DATA SUPPLIED:

- - -

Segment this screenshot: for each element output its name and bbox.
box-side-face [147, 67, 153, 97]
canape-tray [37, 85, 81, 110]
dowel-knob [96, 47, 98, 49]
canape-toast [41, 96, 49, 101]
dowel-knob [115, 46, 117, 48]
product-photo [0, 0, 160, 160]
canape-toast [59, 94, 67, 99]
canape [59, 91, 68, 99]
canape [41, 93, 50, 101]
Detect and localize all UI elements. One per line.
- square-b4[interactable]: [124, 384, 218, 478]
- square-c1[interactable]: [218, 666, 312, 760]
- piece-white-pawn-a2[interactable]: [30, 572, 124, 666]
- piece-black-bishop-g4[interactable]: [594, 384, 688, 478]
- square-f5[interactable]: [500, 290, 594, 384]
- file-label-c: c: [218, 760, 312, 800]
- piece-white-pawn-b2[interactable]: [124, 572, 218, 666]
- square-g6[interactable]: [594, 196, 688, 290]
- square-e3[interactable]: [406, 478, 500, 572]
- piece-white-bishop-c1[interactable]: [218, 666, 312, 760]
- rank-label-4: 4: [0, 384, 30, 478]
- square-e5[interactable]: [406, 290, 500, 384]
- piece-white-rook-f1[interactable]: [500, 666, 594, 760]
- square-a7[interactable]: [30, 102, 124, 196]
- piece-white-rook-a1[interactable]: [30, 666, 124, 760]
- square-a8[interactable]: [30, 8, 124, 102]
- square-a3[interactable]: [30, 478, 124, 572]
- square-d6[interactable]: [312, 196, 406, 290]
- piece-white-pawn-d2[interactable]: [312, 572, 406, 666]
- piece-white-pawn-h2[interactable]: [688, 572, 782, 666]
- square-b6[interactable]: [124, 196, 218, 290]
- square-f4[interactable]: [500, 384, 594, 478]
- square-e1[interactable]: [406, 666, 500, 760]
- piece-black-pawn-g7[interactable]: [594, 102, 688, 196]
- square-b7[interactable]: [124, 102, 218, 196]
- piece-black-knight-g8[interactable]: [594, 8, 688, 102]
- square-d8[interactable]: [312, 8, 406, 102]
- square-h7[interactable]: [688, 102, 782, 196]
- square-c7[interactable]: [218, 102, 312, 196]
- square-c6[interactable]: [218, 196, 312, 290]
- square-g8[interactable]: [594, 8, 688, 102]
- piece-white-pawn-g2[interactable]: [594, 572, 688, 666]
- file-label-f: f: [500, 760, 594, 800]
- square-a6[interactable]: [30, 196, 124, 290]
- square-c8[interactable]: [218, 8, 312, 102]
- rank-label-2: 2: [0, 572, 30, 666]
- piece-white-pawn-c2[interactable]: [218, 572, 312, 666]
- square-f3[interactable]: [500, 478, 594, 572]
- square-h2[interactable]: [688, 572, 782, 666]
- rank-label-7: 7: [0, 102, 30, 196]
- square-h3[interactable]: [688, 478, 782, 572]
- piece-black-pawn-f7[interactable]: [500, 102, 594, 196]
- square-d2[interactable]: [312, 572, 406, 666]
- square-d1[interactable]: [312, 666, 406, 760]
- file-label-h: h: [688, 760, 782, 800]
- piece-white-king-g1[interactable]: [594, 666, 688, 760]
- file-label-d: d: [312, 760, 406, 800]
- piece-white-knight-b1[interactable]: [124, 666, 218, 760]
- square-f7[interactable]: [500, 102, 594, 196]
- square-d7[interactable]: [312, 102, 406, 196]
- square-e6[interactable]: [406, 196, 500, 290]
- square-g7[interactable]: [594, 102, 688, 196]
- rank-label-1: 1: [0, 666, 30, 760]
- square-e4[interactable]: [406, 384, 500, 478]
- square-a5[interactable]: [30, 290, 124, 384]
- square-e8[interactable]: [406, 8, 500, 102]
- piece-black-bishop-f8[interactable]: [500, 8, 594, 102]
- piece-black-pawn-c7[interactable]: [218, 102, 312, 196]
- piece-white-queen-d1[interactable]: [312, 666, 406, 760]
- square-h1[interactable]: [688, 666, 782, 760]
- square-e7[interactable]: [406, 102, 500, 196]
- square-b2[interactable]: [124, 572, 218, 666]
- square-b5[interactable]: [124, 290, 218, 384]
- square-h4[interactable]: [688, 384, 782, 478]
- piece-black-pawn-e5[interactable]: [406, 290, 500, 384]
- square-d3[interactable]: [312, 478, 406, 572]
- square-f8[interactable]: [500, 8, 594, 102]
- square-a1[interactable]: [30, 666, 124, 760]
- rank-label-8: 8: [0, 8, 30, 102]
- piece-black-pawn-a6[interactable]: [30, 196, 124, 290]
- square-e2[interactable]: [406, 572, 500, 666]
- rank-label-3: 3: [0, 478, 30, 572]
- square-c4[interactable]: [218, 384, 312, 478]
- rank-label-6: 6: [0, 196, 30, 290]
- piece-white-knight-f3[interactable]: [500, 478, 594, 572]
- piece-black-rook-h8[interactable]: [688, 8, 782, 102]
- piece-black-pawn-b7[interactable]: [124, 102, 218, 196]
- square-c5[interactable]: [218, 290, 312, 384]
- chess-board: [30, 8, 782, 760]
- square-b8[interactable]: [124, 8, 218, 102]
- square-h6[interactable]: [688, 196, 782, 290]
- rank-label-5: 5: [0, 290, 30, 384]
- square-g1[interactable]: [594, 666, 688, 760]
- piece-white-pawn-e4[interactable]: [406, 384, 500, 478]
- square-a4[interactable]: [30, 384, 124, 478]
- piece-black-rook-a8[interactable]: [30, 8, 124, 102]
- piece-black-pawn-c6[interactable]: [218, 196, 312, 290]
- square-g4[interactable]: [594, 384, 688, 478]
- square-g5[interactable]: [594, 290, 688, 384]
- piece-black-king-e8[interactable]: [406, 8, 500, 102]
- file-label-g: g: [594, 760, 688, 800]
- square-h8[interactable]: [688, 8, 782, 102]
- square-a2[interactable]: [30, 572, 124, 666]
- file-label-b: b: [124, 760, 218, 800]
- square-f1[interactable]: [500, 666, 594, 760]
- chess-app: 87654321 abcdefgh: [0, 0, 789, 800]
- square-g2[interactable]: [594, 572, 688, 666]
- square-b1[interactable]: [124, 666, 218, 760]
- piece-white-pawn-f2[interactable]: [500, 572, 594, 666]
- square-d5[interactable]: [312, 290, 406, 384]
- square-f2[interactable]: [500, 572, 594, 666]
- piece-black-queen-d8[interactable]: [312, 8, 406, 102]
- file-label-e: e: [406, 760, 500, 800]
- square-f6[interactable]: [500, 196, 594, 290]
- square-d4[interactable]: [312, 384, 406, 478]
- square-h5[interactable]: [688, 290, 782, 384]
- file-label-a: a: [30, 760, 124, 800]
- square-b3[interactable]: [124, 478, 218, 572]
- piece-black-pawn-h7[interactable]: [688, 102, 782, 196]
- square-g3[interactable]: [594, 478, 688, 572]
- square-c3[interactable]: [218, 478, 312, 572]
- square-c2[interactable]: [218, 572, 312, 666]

- - -

Reproduce the lines word for word, starting with the first line and ending with the line that contains "canape [41, 93, 50, 101]".

Segment this screenshot: for each element output its name and bbox.
box-side-face [147, 67, 153, 97]
canape-tray [37, 85, 81, 110]
dowel-knob [96, 47, 98, 49]
canape-toast [41, 96, 49, 101]
dowel-knob [115, 46, 117, 48]
product-photo [0, 0, 160, 160]
canape-toast [59, 94, 67, 99]
canape [59, 91, 68, 99]
canape [41, 93, 50, 101]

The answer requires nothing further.